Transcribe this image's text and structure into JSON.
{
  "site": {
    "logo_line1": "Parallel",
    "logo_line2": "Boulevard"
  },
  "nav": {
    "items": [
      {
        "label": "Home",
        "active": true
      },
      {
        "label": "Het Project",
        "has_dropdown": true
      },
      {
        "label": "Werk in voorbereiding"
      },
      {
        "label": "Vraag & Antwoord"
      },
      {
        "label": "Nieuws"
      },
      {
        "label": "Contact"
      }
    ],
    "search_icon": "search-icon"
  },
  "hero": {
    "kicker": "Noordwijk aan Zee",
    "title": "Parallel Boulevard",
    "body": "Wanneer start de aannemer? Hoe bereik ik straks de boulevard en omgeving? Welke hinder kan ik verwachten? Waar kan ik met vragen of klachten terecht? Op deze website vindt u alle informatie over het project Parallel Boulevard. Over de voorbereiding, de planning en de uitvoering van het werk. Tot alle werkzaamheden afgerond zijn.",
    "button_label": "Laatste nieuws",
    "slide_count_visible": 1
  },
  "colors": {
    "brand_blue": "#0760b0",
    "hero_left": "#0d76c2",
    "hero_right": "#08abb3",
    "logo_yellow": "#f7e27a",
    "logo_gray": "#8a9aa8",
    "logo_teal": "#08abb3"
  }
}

::::

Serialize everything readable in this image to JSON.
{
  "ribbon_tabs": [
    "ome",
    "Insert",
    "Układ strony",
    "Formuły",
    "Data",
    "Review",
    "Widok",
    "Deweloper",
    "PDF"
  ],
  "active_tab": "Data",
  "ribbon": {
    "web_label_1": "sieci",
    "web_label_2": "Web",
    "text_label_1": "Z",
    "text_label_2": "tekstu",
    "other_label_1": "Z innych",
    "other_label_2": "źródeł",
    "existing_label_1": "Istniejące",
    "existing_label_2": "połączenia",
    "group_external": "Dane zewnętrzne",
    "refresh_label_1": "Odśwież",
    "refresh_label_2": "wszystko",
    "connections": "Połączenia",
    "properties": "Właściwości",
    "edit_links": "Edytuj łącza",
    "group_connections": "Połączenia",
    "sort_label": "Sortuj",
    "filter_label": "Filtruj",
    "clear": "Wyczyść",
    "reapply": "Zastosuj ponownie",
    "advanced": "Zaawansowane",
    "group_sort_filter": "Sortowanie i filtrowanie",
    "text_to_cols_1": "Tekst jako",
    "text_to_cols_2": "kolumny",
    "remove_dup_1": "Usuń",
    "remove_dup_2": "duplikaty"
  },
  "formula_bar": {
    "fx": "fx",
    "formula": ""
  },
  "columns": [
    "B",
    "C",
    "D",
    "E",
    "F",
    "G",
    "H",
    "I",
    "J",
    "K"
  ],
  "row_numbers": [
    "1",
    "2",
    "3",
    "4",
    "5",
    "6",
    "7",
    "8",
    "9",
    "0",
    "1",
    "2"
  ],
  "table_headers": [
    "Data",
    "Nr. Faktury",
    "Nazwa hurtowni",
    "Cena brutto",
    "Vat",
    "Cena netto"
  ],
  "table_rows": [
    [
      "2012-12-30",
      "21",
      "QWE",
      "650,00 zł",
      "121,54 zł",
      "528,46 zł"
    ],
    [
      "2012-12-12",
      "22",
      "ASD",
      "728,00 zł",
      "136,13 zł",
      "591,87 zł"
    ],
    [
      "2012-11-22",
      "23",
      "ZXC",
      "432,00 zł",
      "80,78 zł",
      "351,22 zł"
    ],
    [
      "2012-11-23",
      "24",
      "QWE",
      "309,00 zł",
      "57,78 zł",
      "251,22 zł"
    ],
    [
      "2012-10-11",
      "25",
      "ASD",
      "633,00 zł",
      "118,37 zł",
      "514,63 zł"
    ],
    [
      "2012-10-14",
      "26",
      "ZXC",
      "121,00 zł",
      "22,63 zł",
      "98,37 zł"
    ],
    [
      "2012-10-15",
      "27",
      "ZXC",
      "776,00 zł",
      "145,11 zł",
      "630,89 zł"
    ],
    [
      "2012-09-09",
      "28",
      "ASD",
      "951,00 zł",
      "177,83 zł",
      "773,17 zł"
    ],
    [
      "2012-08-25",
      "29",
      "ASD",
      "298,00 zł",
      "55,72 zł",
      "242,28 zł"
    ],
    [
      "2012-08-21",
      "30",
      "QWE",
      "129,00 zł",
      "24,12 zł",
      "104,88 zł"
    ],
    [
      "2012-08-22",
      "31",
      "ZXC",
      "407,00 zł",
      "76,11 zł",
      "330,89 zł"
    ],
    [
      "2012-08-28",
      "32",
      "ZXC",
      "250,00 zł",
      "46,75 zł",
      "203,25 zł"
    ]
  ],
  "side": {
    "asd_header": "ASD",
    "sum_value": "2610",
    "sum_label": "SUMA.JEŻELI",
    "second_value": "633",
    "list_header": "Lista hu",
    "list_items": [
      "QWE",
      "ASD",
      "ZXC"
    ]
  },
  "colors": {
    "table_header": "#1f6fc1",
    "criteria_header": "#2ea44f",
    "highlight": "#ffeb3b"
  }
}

::::

Goal | Each line in the data that holds the string "this" should be found and copied.

Final result |
Transcribe this image's text and structure into JSON.
Serialize everything readable in this image to JSON.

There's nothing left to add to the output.